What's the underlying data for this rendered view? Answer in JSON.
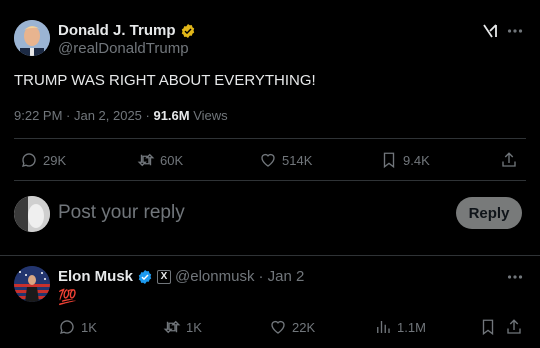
{
  "tweet": {
    "author_name": "Donald J. Trump",
    "author_handle": "@realDonaldTrump",
    "text": "TRUMP WAS RIGHT ABOUT EVERYTHING!",
    "time": "9:22 PM · Jan 2, 2025 · ",
    "views_count": "91.6M",
    "views_label": "Views",
    "stats": {
      "replies": "29K",
      "reposts": "60K",
      "likes": "514K",
      "bookmarks": "9.4K"
    }
  },
  "reply_box": {
    "placeholder": "Post your reply",
    "button_label": "Reply"
  },
  "reply": {
    "author_name": "Elon Musk",
    "affiliate_badge": "X",
    "author_handle": "@elonmusk",
    "date": "· Jan 2",
    "text": "💯",
    "stats": {
      "replies": "1K",
      "reposts": "1K",
      "likes": "22K",
      "views": "1.1M"
    }
  },
  "colors": {
    "background": "#000000",
    "verified_gold": "#e2b719",
    "verified_blue": "#1d9bf0",
    "muted": "#71767b",
    "divider": "#2f3336"
  }
}
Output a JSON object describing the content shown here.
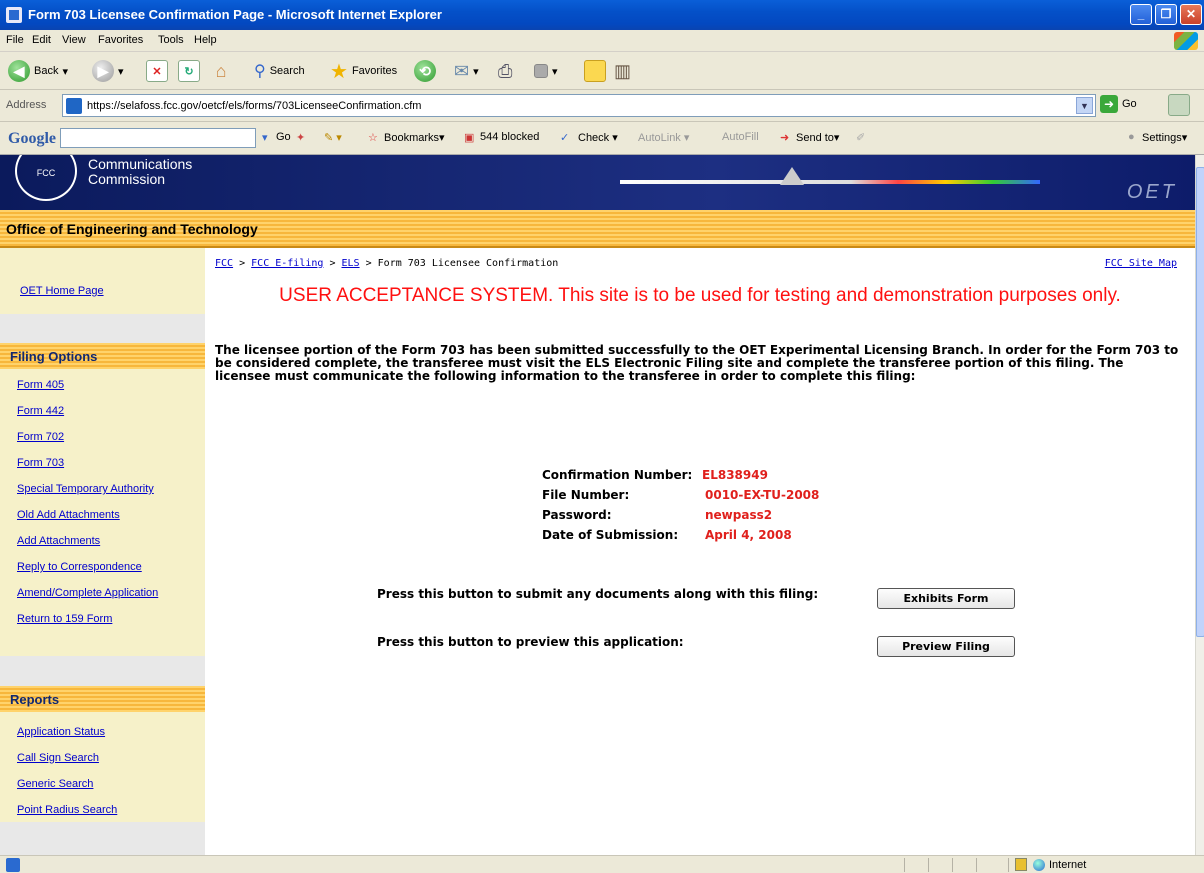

┄┄┄┄┄┄┄┄┄┄

• **Goal**
Return all lines of the material above in which the word "text" occurs.

• **Response for this exercise**
    "text": "TRUMP WAS RIGHT ABOUT EVERYTHING!",
    "text": "💯",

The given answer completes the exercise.